** BEGIN Given data **
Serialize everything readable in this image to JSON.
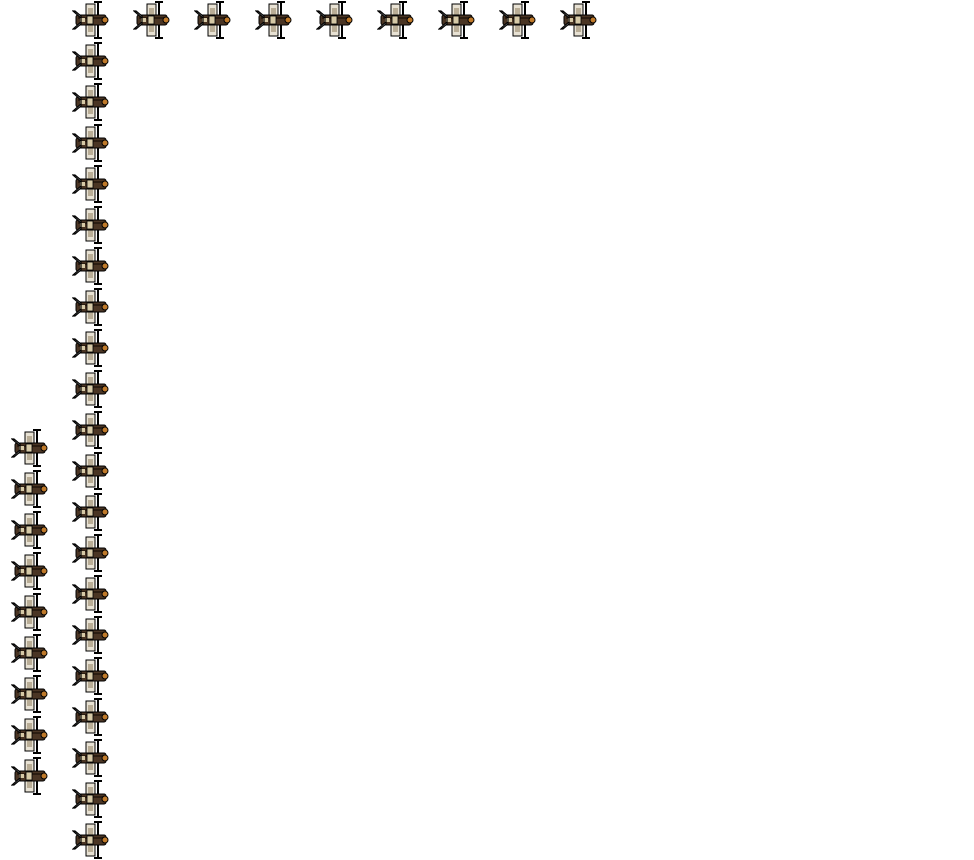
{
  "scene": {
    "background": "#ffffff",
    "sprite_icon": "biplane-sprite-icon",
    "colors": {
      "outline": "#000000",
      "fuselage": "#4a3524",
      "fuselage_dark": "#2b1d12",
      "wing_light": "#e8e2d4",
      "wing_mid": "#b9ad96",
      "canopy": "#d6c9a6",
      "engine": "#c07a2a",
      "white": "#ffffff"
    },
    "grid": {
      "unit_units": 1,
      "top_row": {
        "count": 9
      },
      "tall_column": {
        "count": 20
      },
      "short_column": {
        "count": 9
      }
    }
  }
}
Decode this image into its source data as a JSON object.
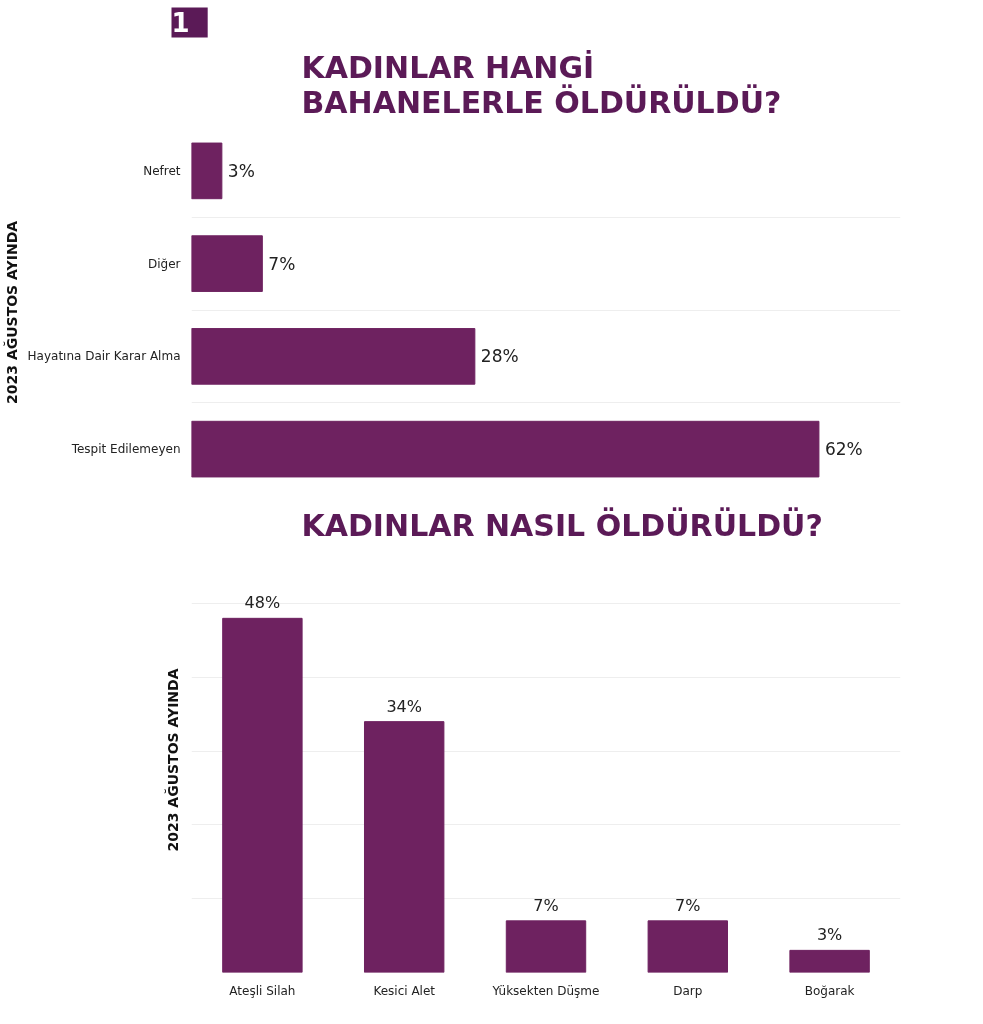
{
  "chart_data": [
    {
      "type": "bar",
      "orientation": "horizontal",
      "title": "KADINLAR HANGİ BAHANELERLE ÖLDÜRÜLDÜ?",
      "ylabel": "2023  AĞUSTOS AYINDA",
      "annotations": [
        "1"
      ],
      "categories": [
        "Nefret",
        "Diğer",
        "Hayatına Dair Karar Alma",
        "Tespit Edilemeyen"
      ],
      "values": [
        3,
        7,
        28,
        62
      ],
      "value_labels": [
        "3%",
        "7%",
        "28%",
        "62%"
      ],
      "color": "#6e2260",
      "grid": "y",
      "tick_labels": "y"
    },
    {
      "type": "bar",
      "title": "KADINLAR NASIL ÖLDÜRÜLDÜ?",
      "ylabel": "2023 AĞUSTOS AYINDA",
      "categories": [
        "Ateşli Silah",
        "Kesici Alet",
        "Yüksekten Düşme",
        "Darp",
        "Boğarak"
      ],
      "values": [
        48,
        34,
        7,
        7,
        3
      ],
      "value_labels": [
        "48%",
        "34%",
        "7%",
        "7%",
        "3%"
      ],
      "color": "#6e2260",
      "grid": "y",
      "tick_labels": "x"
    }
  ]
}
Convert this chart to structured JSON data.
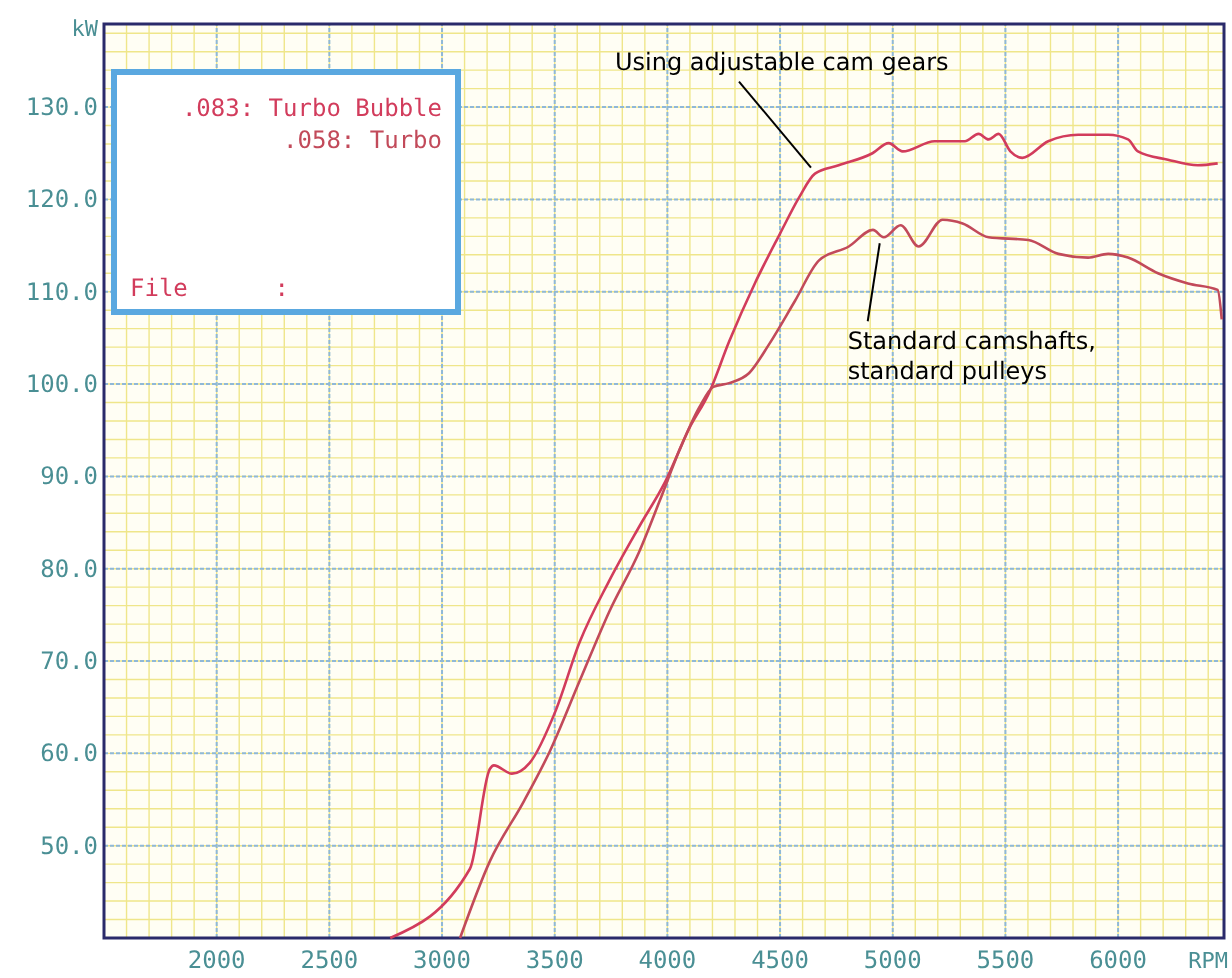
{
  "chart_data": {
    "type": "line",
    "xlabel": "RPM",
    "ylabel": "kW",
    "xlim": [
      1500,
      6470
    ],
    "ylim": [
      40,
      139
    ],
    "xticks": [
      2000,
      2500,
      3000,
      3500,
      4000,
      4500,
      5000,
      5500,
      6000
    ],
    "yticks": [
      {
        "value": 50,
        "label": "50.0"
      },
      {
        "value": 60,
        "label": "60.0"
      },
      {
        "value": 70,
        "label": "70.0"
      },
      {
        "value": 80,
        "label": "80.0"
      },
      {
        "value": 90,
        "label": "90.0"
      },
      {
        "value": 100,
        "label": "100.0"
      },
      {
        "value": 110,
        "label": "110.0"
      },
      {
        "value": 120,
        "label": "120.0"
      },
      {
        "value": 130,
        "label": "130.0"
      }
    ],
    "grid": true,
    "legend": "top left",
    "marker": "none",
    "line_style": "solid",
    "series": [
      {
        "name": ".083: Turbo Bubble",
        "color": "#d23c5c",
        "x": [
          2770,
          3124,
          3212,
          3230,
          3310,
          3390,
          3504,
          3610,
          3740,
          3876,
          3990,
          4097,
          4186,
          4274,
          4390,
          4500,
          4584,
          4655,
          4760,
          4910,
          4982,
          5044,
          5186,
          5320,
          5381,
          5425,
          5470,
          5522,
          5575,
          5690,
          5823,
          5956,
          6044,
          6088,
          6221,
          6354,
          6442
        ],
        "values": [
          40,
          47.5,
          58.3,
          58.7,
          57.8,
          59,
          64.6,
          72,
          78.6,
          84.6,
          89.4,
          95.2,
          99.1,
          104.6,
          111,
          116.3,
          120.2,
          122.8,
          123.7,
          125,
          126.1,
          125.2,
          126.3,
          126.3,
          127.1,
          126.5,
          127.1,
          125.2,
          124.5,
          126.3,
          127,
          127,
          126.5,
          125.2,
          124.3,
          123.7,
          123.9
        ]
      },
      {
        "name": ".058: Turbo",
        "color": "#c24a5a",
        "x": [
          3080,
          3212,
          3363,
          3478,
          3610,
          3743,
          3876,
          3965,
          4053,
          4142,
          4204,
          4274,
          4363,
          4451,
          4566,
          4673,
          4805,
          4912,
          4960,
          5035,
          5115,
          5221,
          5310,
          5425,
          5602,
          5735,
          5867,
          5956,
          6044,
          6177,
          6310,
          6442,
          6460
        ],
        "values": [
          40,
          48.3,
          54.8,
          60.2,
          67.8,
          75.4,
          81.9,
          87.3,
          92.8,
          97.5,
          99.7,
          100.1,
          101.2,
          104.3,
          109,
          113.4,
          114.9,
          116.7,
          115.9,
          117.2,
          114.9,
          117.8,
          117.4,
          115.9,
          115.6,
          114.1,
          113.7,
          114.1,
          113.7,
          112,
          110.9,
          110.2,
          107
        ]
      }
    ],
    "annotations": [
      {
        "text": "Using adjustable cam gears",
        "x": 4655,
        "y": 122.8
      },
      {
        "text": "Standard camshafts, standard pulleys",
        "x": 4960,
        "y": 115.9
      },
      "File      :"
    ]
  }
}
** END Given data **
◆ **Task prompt**
Quote the preceding listing precisely and completely, omitting its images.

◆ **Response below**
Serialize everything readable in this image to JSON.
{
  "scene": {
    "background": "#ffffff",
    "sprite_icon": "biplane-sprite-icon",
    "colors": {
      "outline": "#000000",
      "fuselage": "#4a3524",
      "fuselage_dark": "#2b1d12",
      "wing_light": "#e8e2d4",
      "wing_mid": "#b9ad96",
      "canopy": "#d6c9a6",
      "engine": "#c07a2a",
      "white": "#ffffff"
    },
    "grid": {
      "unit_units": 1,
      "top_row": {
        "count": 9
      },
      "tall_column": {
        "count": 20
      },
      "short_column": {
        "count": 9
      }
    }
  }
}
Decode this image into its source data as a JSON object.
{
  "chart_data": [
    {
      "type": "bar",
      "orientation": "horizontal",
      "title": "KADINLAR HANGİ BAHANELERLE ÖLDÜRÜLDÜ?",
      "ylabel": "2023  AĞUSTOS AYINDA",
      "annotations": [
        "1"
      ],
      "categories": [
        "Nefret",
        "Diğer",
        "Hayatına Dair Karar Alma",
        "Tespit Edilemeyen"
      ],
      "values": [
        3,
        7,
        28,
        62
      ],
      "value_labels": [
        "3%",
        "7%",
        "28%",
        "62%"
      ],
      "color": "#6e2260",
      "grid": "y",
      "tick_labels": "y"
    },
    {
      "type": "bar",
      "title": "KADINLAR NASIL ÖLDÜRÜLDÜ?",
      "ylabel": "2023 AĞUSTOS AYINDA",
      "categories": [
        "Ateşli Silah",
        "Kesici Alet",
        "Yüksekten Düşme",
        "Darp",
        "Boğarak"
      ],
      "values": [
        48,
        34,
        7,
        7,
        3
      ],
      "value_labels": [
        "48%",
        "34%",
        "7%",
        "7%",
        "3%"
      ],
      "color": "#6e2260",
      "grid": "y",
      "tick_labels": "x"
    }
  ]
}
Convert this chart to structured JSON data.
{
  "chart_data": {
    "type": "line",
    "xlabel": "RPM",
    "ylabel": "kW",
    "xlim": [
      1500,
      6470
    ],
    "ylim": [
      40,
      139
    ],
    "xticks": [
      2000,
      2500,
      3000,
      3500,
      4000,
      4500,
      5000,
      5500,
      6000
    ],
    "yticks": [
      {
        "value": 50,
        "label": "50.0"
      },
      {
        "value": 60,
        "label": "60.0"
      },
      {
        "value": 70,
        "label": "70.0"
      },
      {
        "value": 80,
        "label": "80.0"
      },
      {
        "value": 90,
        "label": "90.0"
      },
      {
        "value": 100,
        "label": "100.0"
      },
      {
        "value": 110,
        "label": "110.0"
      },
      {
        "value": 120,
        "label": "120.0"
      },
      {
        "value": 130,
        "label": "130.0"
      }
    ],
    "grid": true,
    "legend": "top left",
    "marker": "none",
    "line_style": "solid",
    "series": [
      {
        "name": ".083: Turbo Bubble",
        "color": "#d23c5c",
        "x": [
          2770,
          3124,
          3212,
          3230,
          3310,
          3390,
          3504,
          3610,
          3740,
          3876,
          3990,
          4097,
          4186,
          4274,
          4390,
          4500,
          4584,
          4655,
          4760,
          4910,
          4982,
          5044,
          5186,
          5320,
          5381,
          5425,
          5470,
          5522,
          5575,
          5690,
          5823,
          5956,
          6044,
          6088,
          6221,
          6354,
          6442
        ],
        "values": [
          40,
          47.5,
          58.3,
          58.7,
          57.8,
          59,
          64.6,
          72,
          78.6,
          84.6,
          89.4,
          95.2,
          99.1,
          104.6,
          111,
          116.3,
          120.2,
          122.8,
          123.7,
          125,
          126.1,
          125.2,
          126.3,
          126.3,
          127.1,
          126.5,
          127.1,
          125.2,
          124.5,
          126.3,
          127,
          127,
          126.5,
          125.2,
          124.3,
          123.7,
          123.9
        ]
      },
      {
        "name": ".058: Turbo",
        "color": "#c24a5a",
        "x": [
          3080,
          3212,
          3363,
          3478,
          3610,
          3743,
          3876,
          3965,
          4053,
          4142,
          4204,
          4274,
          4363,
          4451,
          4566,
          4673,
          4805,
          4912,
          4960,
          5035,
          5115,
          5221,
          5310,
          5425,
          5602,
          5735,
          5867,
          5956,
          6044,
          6177,
          6310,
          6442,
          6460
        ],
        "values": [
          40,
          48.3,
          54.8,
          60.2,
          67.8,
          75.4,
          81.9,
          87.3,
          92.8,
          97.5,
          99.7,
          100.1,
          101.2,
          104.3,
          109,
          113.4,
          114.9,
          116.7,
          115.9,
          117.2,
          114.9,
          117.8,
          117.4,
          115.9,
          115.6,
          114.1,
          113.7,
          114.1,
          113.7,
          112,
          110.9,
          110.2,
          107
        ]
      }
    ],
    "annotations": [
      {
        "text": "Using adjustable cam gears",
        "x": 4655,
        "y": 122.8
      },
      {
        "text": "Standard camshafts, standard pulleys",
        "x": 4960,
        "y": 115.9
      },
      "File      :"
    ]
  }
}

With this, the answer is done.